• _What is required_
Repeat the material below exactly, with no pictures.

• _Dataset records_
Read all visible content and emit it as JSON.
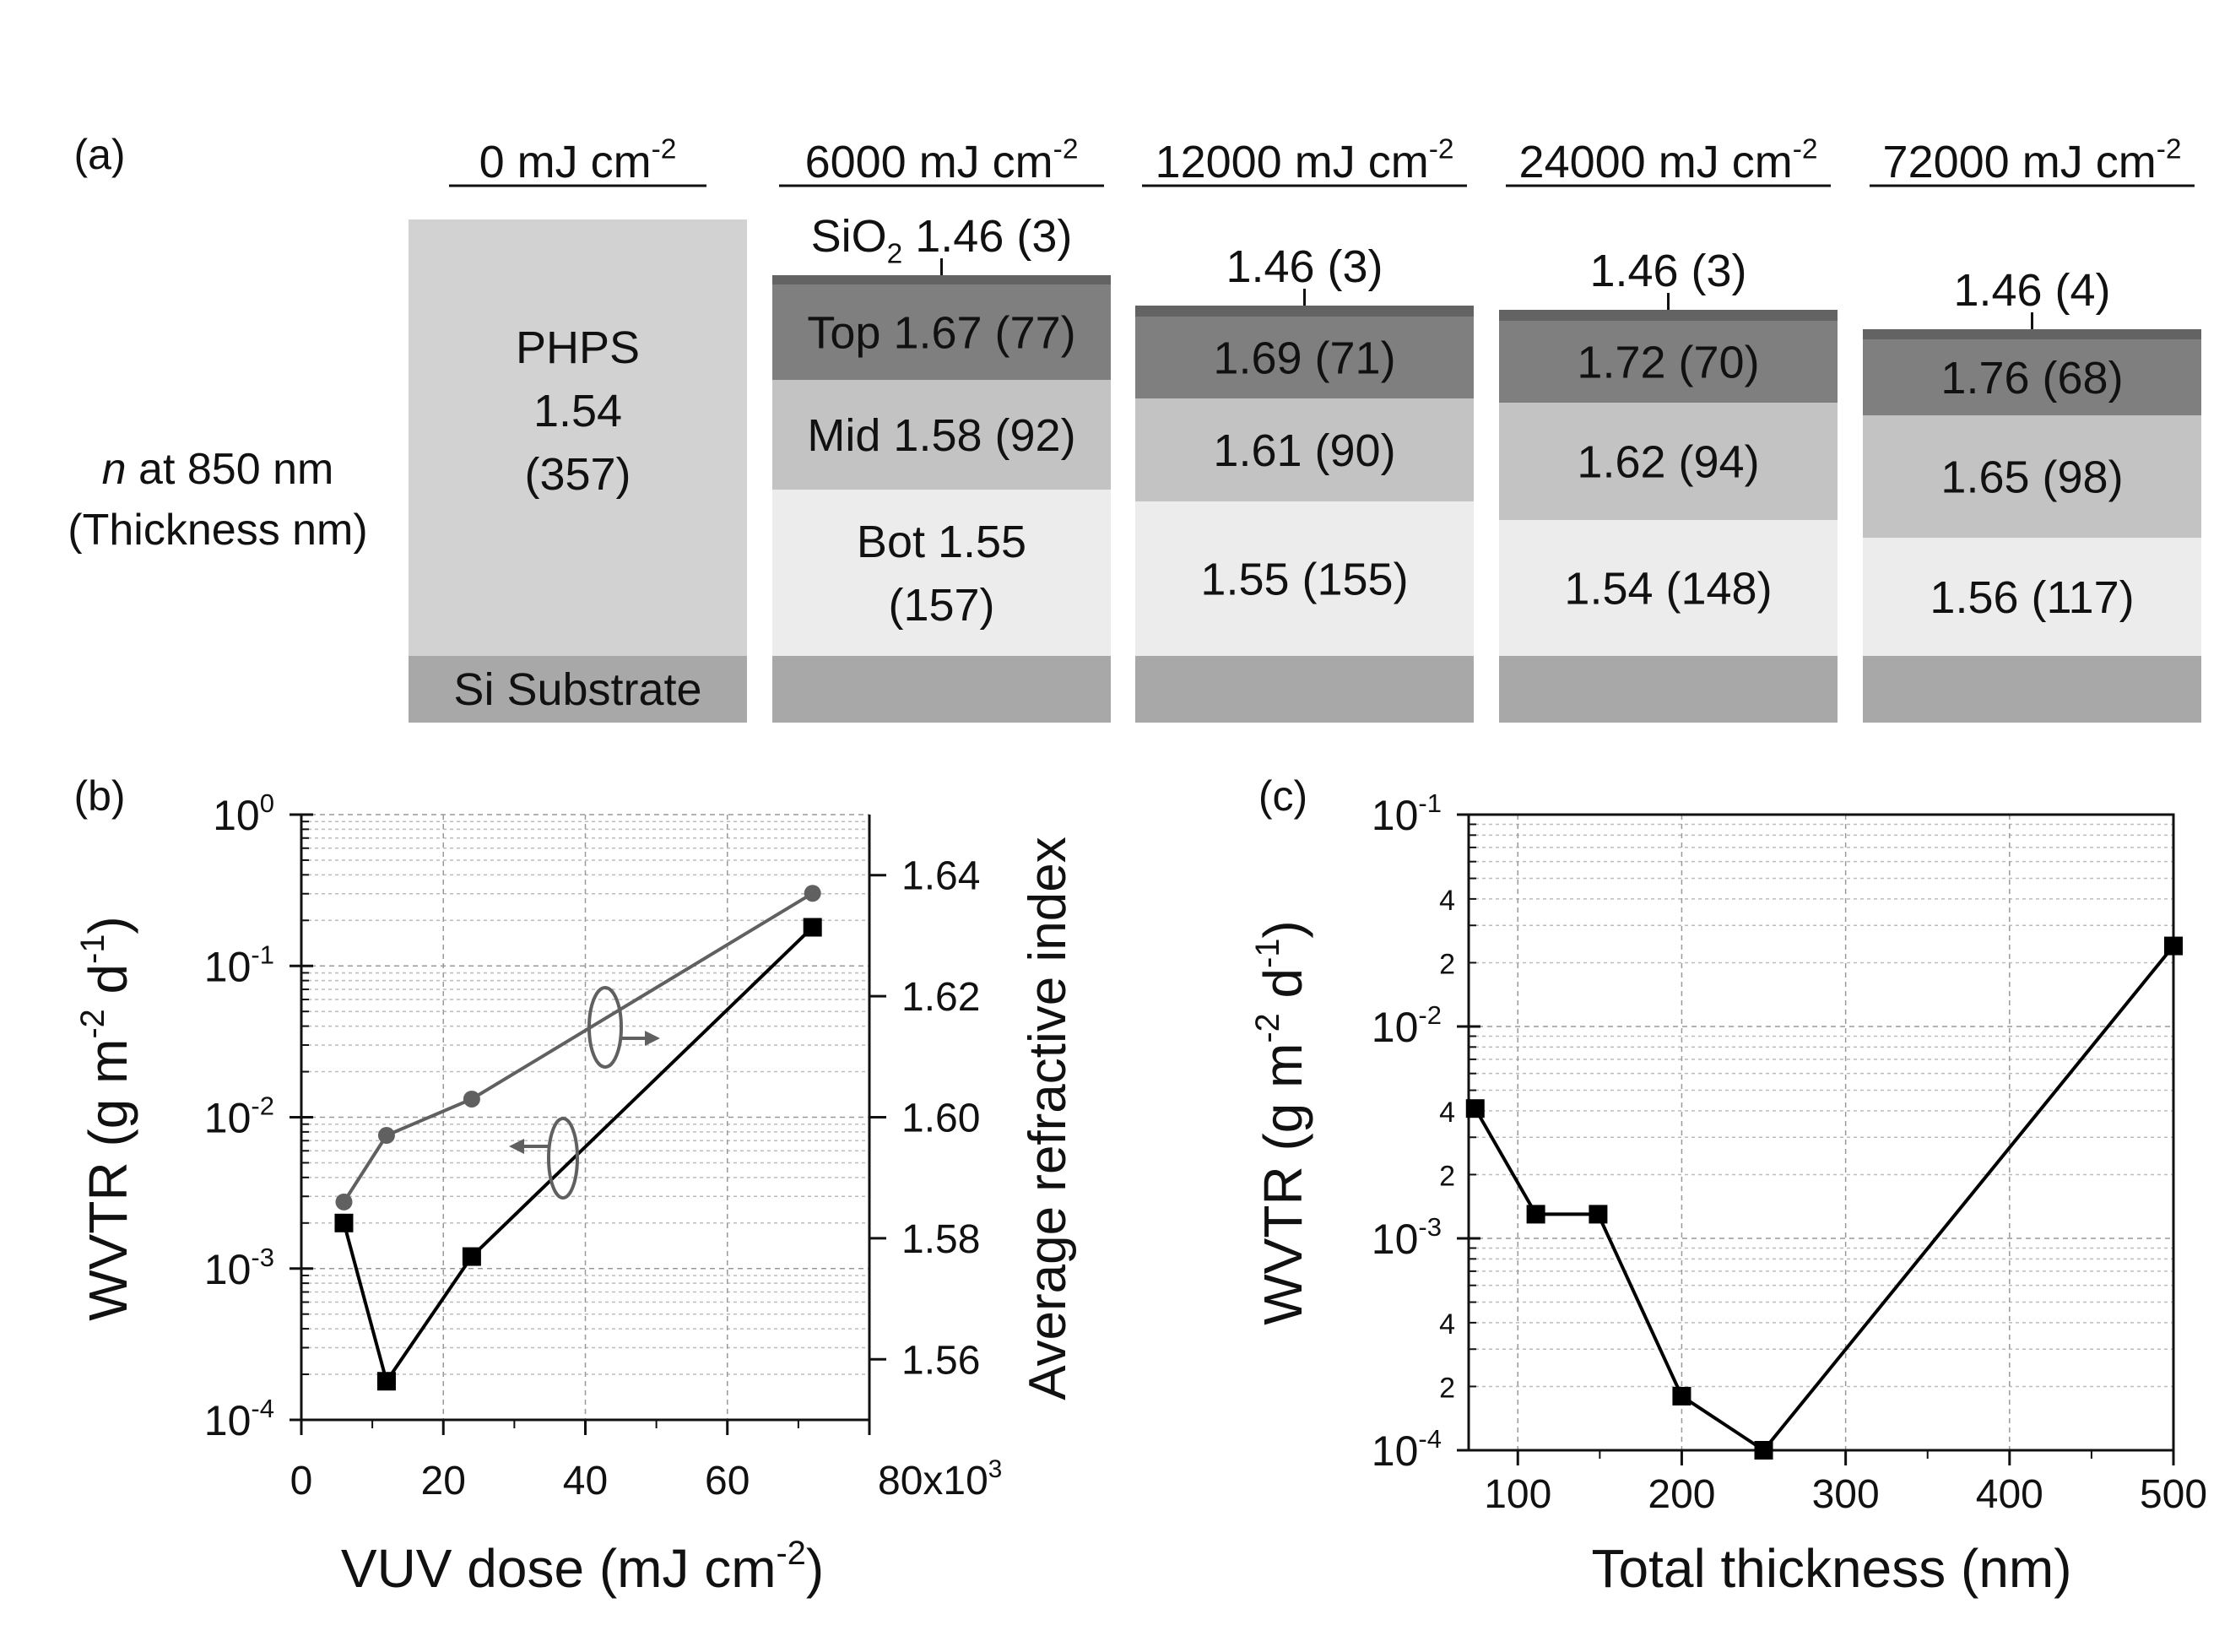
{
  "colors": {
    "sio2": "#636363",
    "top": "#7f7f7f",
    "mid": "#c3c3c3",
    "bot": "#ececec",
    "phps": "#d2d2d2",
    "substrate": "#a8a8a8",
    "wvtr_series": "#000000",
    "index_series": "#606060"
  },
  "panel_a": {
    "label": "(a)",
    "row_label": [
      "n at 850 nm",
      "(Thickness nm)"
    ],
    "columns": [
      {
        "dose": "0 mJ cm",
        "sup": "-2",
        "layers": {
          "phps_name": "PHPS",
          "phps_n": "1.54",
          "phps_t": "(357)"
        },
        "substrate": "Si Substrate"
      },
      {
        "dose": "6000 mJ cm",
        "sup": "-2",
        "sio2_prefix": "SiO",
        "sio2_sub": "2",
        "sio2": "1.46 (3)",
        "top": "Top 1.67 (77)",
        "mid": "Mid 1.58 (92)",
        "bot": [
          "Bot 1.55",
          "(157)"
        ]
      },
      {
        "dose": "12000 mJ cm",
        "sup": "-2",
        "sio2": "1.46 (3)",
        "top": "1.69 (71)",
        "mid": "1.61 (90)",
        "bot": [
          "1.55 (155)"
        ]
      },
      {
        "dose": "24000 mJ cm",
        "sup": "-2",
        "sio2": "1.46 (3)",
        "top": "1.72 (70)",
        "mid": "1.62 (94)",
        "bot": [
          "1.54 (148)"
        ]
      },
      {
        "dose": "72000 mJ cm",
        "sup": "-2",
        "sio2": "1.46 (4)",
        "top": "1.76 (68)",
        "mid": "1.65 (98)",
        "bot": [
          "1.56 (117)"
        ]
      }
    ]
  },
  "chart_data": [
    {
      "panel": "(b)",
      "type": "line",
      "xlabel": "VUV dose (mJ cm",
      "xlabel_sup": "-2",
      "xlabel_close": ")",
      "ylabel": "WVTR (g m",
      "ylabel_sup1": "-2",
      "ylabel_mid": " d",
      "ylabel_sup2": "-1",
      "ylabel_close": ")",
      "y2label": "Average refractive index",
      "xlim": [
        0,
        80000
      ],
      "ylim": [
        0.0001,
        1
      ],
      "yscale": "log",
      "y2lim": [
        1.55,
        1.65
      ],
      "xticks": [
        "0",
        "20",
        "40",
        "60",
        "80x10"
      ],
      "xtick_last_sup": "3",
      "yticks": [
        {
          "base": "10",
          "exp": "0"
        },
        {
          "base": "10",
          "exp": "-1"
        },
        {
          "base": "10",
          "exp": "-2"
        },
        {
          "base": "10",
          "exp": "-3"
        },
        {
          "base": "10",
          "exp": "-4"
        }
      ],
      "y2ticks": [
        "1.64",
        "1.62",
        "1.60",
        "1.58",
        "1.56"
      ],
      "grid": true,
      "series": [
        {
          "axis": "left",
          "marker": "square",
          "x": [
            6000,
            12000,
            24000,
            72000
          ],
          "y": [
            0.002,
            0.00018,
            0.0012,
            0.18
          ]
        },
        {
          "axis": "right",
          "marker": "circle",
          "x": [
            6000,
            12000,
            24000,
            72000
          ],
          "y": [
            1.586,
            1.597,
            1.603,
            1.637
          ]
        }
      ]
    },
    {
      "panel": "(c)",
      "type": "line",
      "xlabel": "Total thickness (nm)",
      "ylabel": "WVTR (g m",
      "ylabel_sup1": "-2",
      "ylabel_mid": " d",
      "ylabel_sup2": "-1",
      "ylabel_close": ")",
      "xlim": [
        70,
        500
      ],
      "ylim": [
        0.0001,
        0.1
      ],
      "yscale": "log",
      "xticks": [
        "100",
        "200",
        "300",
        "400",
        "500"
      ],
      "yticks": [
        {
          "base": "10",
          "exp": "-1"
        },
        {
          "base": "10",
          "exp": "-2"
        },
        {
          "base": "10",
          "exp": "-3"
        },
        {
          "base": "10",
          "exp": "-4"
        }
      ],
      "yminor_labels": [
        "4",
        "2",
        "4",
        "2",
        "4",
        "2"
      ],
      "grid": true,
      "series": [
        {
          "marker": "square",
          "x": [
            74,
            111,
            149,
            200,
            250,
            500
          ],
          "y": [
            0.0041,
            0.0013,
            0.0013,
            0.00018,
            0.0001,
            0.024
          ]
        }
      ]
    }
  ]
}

• _Answer for the task_
Read all visible content and emit it as JSON.
{
  "colors": {
    "sio2": "#636363",
    "top": "#7f7f7f",
    "mid": "#c3c3c3",
    "bot": "#ececec",
    "phps": "#d2d2d2",
    "substrate": "#a8a8a8",
    "wvtr_series": "#000000",
    "index_series": "#606060"
  },
  "panel_a": {
    "label": "(a)",
    "row_label": [
      "n at 850 nm",
      "(Thickness nm)"
    ],
    "columns": [
      {
        "dose": "0 mJ cm",
        "sup": "-2",
        "layers": {
          "phps_name": "PHPS",
          "phps_n": "1.54",
          "phps_t": "(357)"
        },
        "substrate": "Si Substrate"
      },
      {
        "dose": "6000 mJ cm",
        "sup": "-2",
        "sio2_prefix": "SiO",
        "sio2_sub": "2",
        "sio2": "1.46 (3)",
        "top": "Top 1.67 (77)",
        "mid": "Mid 1.58 (92)",
        "bot": [
          "Bot 1.55",
          "(157)"
        ]
      },
      {
        "dose": "12000 mJ cm",
        "sup": "-2",
        "sio2": "1.46 (3)",
        "top": "1.69 (71)",
        "mid": "1.61 (90)",
        "bot": [
          "1.55 (155)"
        ]
      },
      {
        "dose": "24000 mJ cm",
        "sup": "-2",
        "sio2": "1.46 (3)",
        "top": "1.72 (70)",
        "mid": "1.62 (94)",
        "bot": [
          "1.54 (148)"
        ]
      },
      {
        "dose": "72000 mJ cm",
        "sup": "-2",
        "sio2": "1.46 (4)",
        "top": "1.76 (68)",
        "mid": "1.65 (98)",
        "bot": [
          "1.56 (117)"
        ]
      }
    ]
  },
  "chart_data": [
    {
      "panel": "(b)",
      "type": "line",
      "xlabel": "VUV dose (mJ cm",
      "xlabel_sup": "-2",
      "xlabel_close": ")",
      "ylabel": "WVTR (g m",
      "ylabel_sup1": "-2",
      "ylabel_mid": " d",
      "ylabel_sup2": "-1",
      "ylabel_close": ")",
      "y2label": "Average refractive index",
      "xlim": [
        0,
        80000
      ],
      "ylim": [
        0.0001,
        1
      ],
      "yscale": "log",
      "y2lim": [
        1.55,
        1.65
      ],
      "xticks": [
        "0",
        "20",
        "40",
        "60",
        "80x10"
      ],
      "xtick_last_sup": "3",
      "yticks": [
        {
          "base": "10",
          "exp": "0"
        },
        {
          "base": "10",
          "exp": "-1"
        },
        {
          "base": "10",
          "exp": "-2"
        },
        {
          "base": "10",
          "exp": "-3"
        },
        {
          "base": "10",
          "exp": "-4"
        }
      ],
      "y2ticks": [
        "1.64",
        "1.62",
        "1.60",
        "1.58",
        "1.56"
      ],
      "grid": true,
      "series": [
        {
          "axis": "left",
          "marker": "square",
          "x": [
            6000,
            12000,
            24000,
            72000
          ],
          "y": [
            0.002,
            0.00018,
            0.0012,
            0.18
          ]
        },
        {
          "axis": "right",
          "marker": "circle",
          "x": [
            6000,
            12000,
            24000,
            72000
          ],
          "y": [
            1.586,
            1.597,
            1.603,
            1.637
          ]
        }
      ]
    },
    {
      "panel": "(c)",
      "type": "line",
      "xlabel": "Total thickness (nm)",
      "ylabel": "WVTR (g m",
      "ylabel_sup1": "-2",
      "ylabel_mid": " d",
      "ylabel_sup2": "-1",
      "ylabel_close": ")",
      "xlim": [
        70,
        500
      ],
      "ylim": [
        0.0001,
        0.1
      ],
      "yscale": "log",
      "xticks": [
        "100",
        "200",
        "300",
        "400",
        "500"
      ],
      "yticks": [
        {
          "base": "10",
          "exp": "-1"
        },
        {
          "base": "10",
          "exp": "-2"
        },
        {
          "base": "10",
          "exp": "-3"
        },
        {
          "base": "10",
          "exp": "-4"
        }
      ],
      "yminor_labels": [
        "4",
        "2",
        "4",
        "2",
        "4",
        "2"
      ],
      "grid": true,
      "series": [
        {
          "marker": "square",
          "x": [
            74,
            111,
            149,
            200,
            250,
            500
          ],
          "y": [
            0.0041,
            0.0013,
            0.0013,
            0.00018,
            0.0001,
            0.024
          ]
        }
      ]
    }
  ]
}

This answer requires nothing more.